Light rain helps soften up Inverness
Northwestern's Jonathan Bowers had the low score from the first 78 golfers to complete their round, posting a two-under 69. The four-birdie, two-bogey round out of the junior from Columbus, Ohio, was highlighted by a near ace on the par-3 12th hole (7-iron to one foot) and a six-foot bogey-saving putt on the 16th that helped him keep his round in tact.
"I really played well today," Bowers (right) said. "I hit it straight, I hit greens and when I struggled, I got it up and down for par and even made a good bogey out there."
Cloudy skies were brightening by early afternoon, setting up perhaps for a few more red numbers from the second wave, which contained most of the top-ranked schools in the field.
Never more than a drizzle, the early moisture was a welcome sight to the players. "Some of the pins were more accessible because of the rain," Bowers said. "A lot of the shots that you would hit that would go through to the rough would stay in the fairway or stay near the pin. It didn't play quite as firm and fast as the practice round. I thought it was pretty manageable."
======
> [What is needed]
Please resume the golf report on the round at Inverness, picking up after its last sentence. The data that comes next is not needed.

Items from a data source
======
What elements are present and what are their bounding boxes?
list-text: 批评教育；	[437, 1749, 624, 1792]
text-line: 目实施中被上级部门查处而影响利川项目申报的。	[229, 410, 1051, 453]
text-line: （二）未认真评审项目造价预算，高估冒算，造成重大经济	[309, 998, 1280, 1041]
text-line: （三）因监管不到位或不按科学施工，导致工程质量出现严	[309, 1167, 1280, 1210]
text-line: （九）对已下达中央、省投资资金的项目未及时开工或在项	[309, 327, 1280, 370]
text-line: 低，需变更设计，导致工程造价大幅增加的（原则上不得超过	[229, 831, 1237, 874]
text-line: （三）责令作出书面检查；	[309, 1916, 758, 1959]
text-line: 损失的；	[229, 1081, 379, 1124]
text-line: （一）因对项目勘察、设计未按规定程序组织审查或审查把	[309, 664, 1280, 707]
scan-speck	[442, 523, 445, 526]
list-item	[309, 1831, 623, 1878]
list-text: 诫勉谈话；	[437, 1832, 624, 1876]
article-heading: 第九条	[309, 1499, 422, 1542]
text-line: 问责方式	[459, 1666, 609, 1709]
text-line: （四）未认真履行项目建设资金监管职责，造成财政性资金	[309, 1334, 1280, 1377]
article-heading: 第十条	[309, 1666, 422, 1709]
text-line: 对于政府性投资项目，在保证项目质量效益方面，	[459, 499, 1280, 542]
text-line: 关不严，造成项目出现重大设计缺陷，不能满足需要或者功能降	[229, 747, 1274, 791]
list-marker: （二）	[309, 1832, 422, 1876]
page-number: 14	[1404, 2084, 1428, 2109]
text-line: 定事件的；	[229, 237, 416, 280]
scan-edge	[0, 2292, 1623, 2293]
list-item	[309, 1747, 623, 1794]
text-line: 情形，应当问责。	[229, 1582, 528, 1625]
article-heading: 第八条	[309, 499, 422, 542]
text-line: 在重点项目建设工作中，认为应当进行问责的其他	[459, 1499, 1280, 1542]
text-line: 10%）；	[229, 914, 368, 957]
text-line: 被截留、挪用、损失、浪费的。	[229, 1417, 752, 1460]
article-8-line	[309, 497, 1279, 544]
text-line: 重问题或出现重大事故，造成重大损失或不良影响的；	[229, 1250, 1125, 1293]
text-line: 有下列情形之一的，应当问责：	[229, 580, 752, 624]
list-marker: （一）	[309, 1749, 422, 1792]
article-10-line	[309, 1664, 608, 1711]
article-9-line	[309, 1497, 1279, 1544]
======
> [Response]
TCU's Tom Hoge looked like he was ready to produce the morning's low score, coming to the tee at the ninth hole (his 18th) at four under. The sophomore, however, proceeded to hit his approach shot into a bunker right of the green, just barely got out of the bunker into the greenside rough with his third, stubbed his fourth shot, finally got on the green in five and two-putted for a triple-bogey 7 to fall to one-under 70.
"It's a long golf tournament," Hoge said. "One hole isn't going to kill you. It's a little frustrating to leave some shots out there on the last hole, but I know we've got a lot of work to do."
San Diego's Alex Ching also shot a 70.
Chattanooga posted the low team score from the morning, shooting a eight-over 292 to finish one stroke ahead of San Diego and two up on Ohio State.
I saw Ohio State assistant coach Brad Sparling carrying around a driver during the morning round. I joked with him about how I've seen coaches carry putters while they're watching their players but not a driver. Sparling proceeded to explain to me that it was actually Buckeye junior Vaughn Taylor's. "He misses his first two fairways and proceeded to put the driver into a trash can," Sparling said. "I didn't want to leave it, but I didn't want to give it back to him either."
Taylor, meanwhile, shot a one-over 72.
Think there's not a premium for keeping the ball in the fairway off the tee at Inverness?
Jamie Lovemark might not be playing for USC this week, but he is in attendance at Inverness Club rooting on his fellow Trojans. Wearing shorts and listening to his iPod, the 2007 NCAA individual champion and college player of the year reiterated his decision to turn professional once his cracked rib has healed enough to let him back on the golf course.
"I just think it's the right time," Lovemark said. "It's something I've been pretty sure of since October."
Asked if the injury, which will have him sidelined a minimum of a month, might cause him to change his mind and stay in school for his senior year, Lovemark's answer was short and to the point.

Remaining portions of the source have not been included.